== Available data ==

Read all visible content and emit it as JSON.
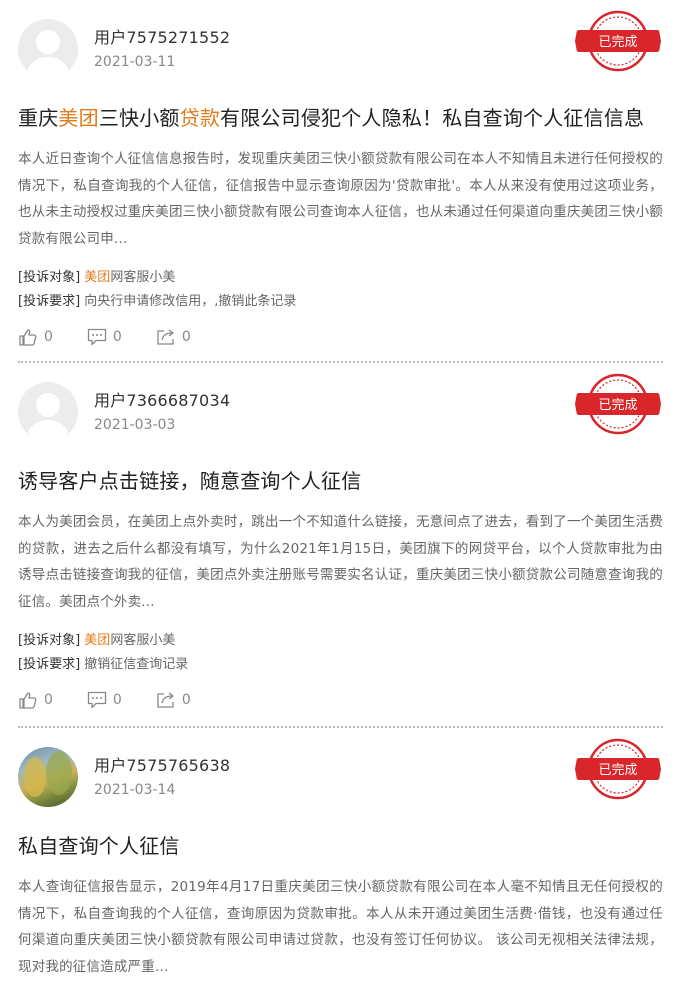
{
  "posts": [
    {
      "username": "用户7575271552",
      "date": "2021-03-11",
      "status": "已完成",
      "title": {
        "t1": "重庆",
        "t2": "美团",
        "t3": "三快小额",
        "t4": "贷款",
        "t5": "有限公司侵犯个人隐私！私自查询个人征信信息"
      },
      "body": "本人近日查询个人征信信息报告时，发现重庆美团三快小额贷款有限公司在本人不知情且未进行任何授权的情况下，私自查询我的个人征信，征信报告中显示查询原因为'贷款审批'。本人从来没有使用过这项业务，也从未主动授权过重庆美团三快小额贷款有限公司查询本人征信，也从未通过任何渠道向重庆美团三快小额贷款有限公司申...",
      "target_key": "[投诉对象]",
      "target_org": "美团",
      "target_rest": "网客服小美",
      "demand_key": "[投诉要求]",
      "demand": "向央行申请修改信用，,撤销此条记录",
      "likes": "0",
      "comments": "0",
      "shares": "0"
    },
    {
      "username": "用户7366687034",
      "date": "2021-03-03",
      "status": "已完成",
      "title": "诱导客户点击链接，随意查询个人征信",
      "body": "本人为美团会员，在美团上点外卖时，跳出一个不知道什么链接，无意间点了进去，看到了一个美团生活费的贷款，进去之后什么都没有填写，为什么2021年1月15日，美团旗下的网贷平台，以个人贷款审批为由诱导点击链接查询我的征信，美团点外卖注册账号需要实名认证，重庆美团三快小额贷款公司随意查询我的征信。美团点个外卖...",
      "target_key": "[投诉对象]",
      "target_org": "美团",
      "target_rest": "网客服小美",
      "demand_key": "[投诉要求]",
      "demand": "撤销征信查询记录",
      "likes": "0",
      "comments": "0",
      "shares": "0"
    },
    {
      "username": "用户7575765638",
      "date": "2021-03-14",
      "status": "已完成",
      "title": "私自查询个人征信",
      "body": "本人查询征信报告显示，2019年4月17日重庆美团三快小额贷款有限公司在本人毫不知情且无任何授权的情况下，私自查询我的个人征信，查询原因为贷款审批。本人从未开通过美团生活费·借钱，也没有通过任何渠道向重庆美团三快小额贷款有限公司申请过贷款，也没有签订任何协议。 该公司无视相关法律法规，现对我的征信造成严重..."
    }
  ],
  "colors": {
    "highlight": "#e07b1a",
    "stamp": "#d9262b"
  },
  "icons": {
    "like": "thumbs-up-icon",
    "comment": "comment-icon",
    "share": "share-icon"
  }
}
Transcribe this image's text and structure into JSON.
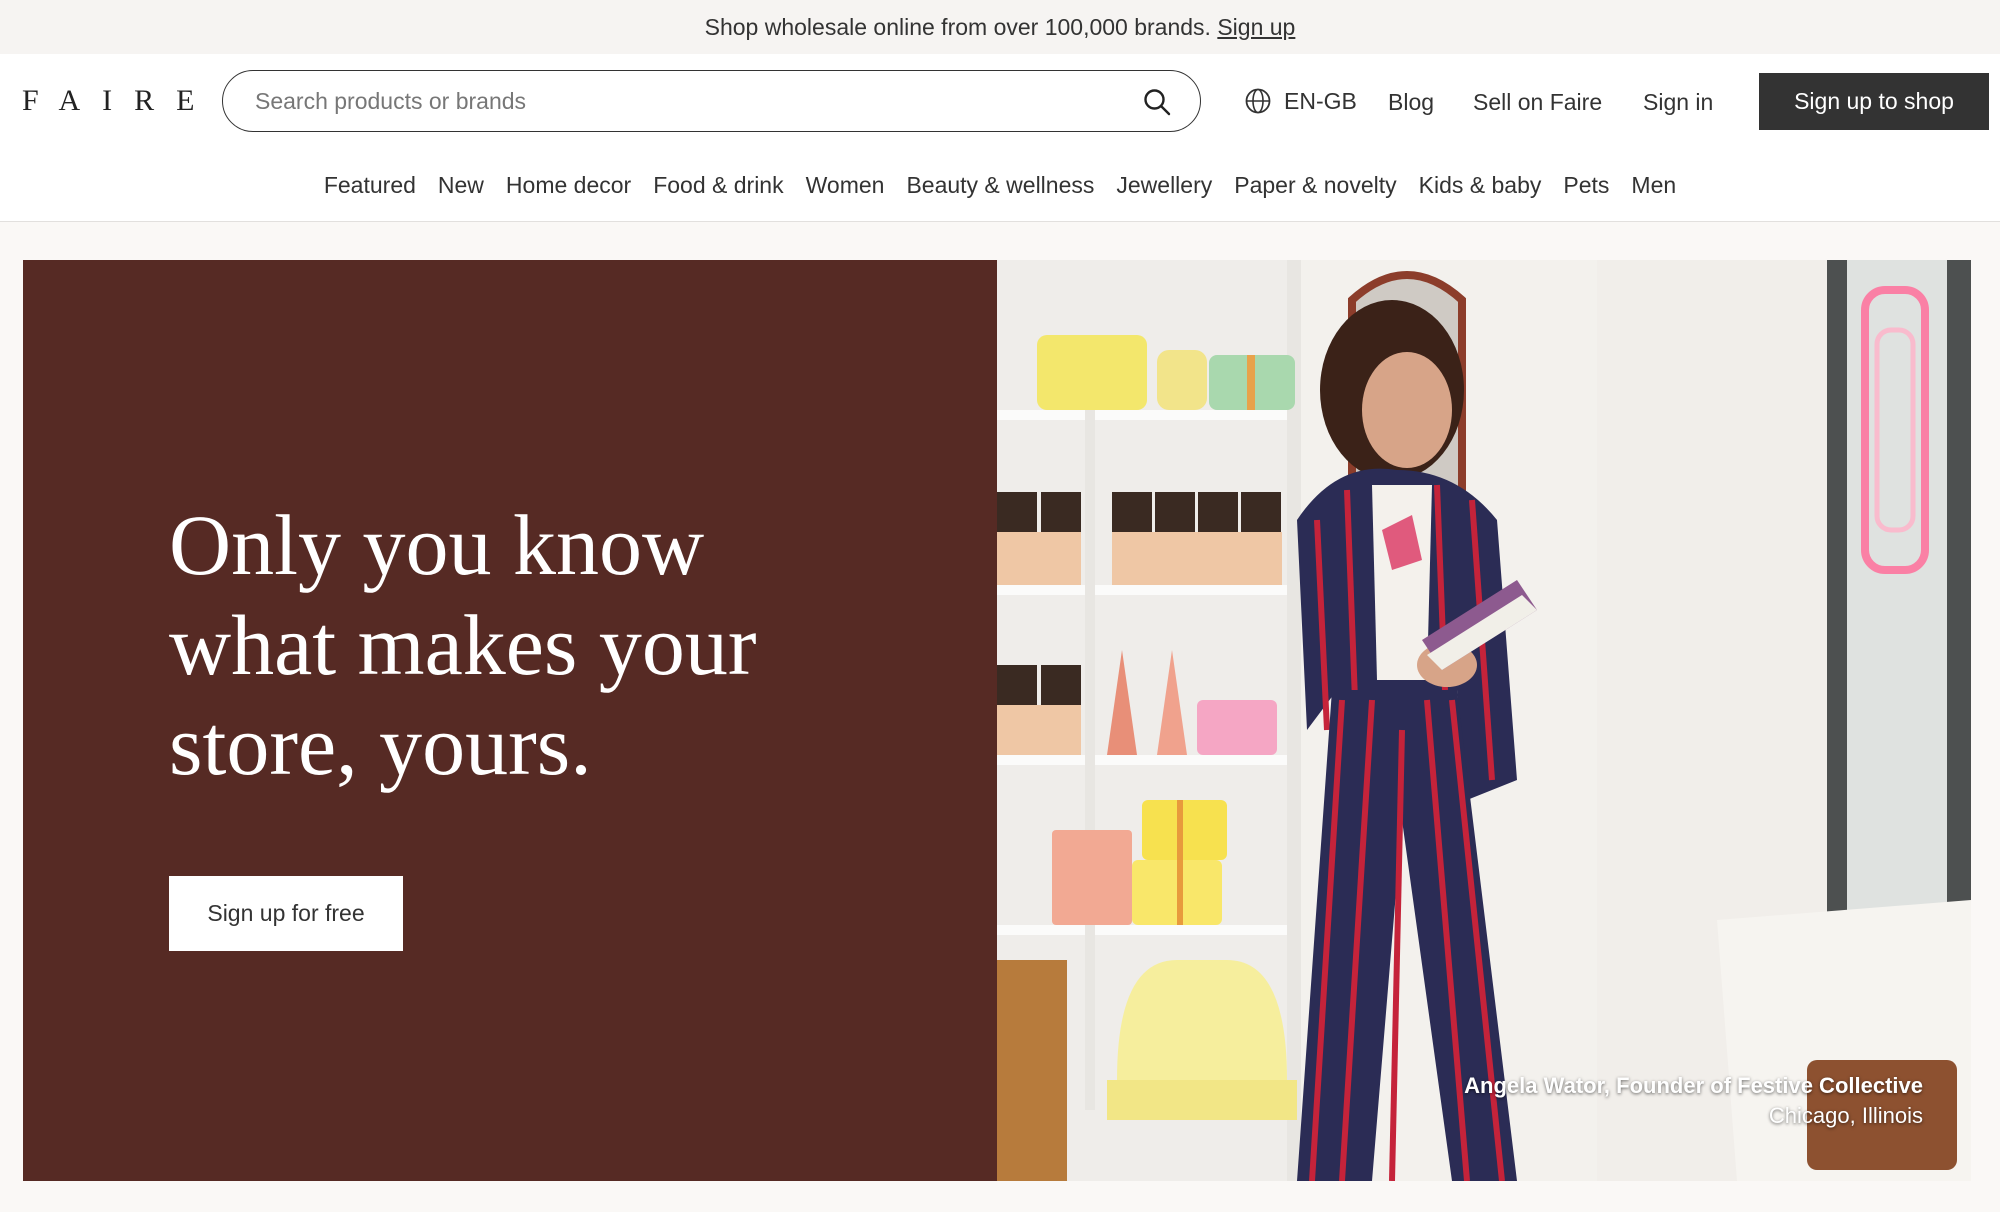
{
  "promo": {
    "text": "Shop wholesale online from over 100,000 brands.",
    "link": "Sign up"
  },
  "header": {
    "logo": "FAIRE",
    "search_placeholder": "Search products or brands",
    "language": "EN-GB",
    "blog": "Blog",
    "sell": "Sell on Faire",
    "sign_in": "Sign in",
    "cta": "Sign up to shop"
  },
  "categories": [
    "Featured",
    "New",
    "Home decor",
    "Food & drink",
    "Women",
    "Beauty & wellness",
    "Jewellery",
    "Paper & novelty",
    "Kids & baby",
    "Pets",
    "Men"
  ],
  "hero": {
    "headline": "Only you know what makes your store, yours.",
    "cta": "Sign up for free",
    "caption_name": "Angela Wator, Founder of Festive Collective",
    "caption_location": "Chicago, Illinois"
  },
  "colors": {
    "hero_background": "#562a24",
    "primary_button": "#333333"
  }
}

===

# Task to complete
Set out every line from the material that contains the string "brands".

# Solved problem
    "text": "Shop wholesale online from over 100,000 brands.",
    "search_placeholder": "Search products or brands",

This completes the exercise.